-- Given request --
Quote every entry word for word.

-- Material supplied start --

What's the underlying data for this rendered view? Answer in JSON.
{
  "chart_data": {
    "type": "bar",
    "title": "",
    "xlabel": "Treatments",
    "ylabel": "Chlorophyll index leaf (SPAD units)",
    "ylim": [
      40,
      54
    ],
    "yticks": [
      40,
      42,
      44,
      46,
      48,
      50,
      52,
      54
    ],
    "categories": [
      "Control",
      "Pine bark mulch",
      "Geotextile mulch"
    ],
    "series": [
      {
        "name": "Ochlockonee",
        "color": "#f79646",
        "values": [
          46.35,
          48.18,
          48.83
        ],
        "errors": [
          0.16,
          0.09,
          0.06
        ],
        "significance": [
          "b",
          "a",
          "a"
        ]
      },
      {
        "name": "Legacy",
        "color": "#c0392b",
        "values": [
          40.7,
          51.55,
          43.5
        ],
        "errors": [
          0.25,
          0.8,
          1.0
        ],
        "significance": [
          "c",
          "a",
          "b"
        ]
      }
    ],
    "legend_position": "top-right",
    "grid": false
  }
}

-- Material supplied end --

-- Answer to this problem --
What's the underlying data for this rendered view? Answer in JSON.
{
  "chart_data": {
    "type": "bar",
    "title": "",
    "xlabel": "Treatments",
    "ylabel": "Chlorophyll index leaf (SPAD units)",
    "ylim": [
      40,
      54
    ],
    "yticks": [
      40,
      42,
      44,
      46,
      48,
      50,
      52,
      54
    ],
    "categories": [
      "Control",
      "Pine bark mulch",
      "Geotextile mulch"
    ],
    "series": [
      {
        "name": "Ochlockonee",
        "color": "#f79646",
        "values": [
          46.35,
          48.18,
          48.83
        ],
        "errors": [
          0.16,
          0.09,
          0.06
        ],
        "significance": [
          "b",
          "a",
          "a"
        ]
      },
      {
        "name": "Legacy",
        "color": "#c0392b",
        "values": [
          40.7,
          51.55,
          43.5
        ],
        "errors": [
          0.25,
          0.8,
          1.0
        ],
        "significance": [
          "c",
          "a",
          "b"
        ]
      }
    ],
    "legend_position": "top-right",
    "grid": false
  }
}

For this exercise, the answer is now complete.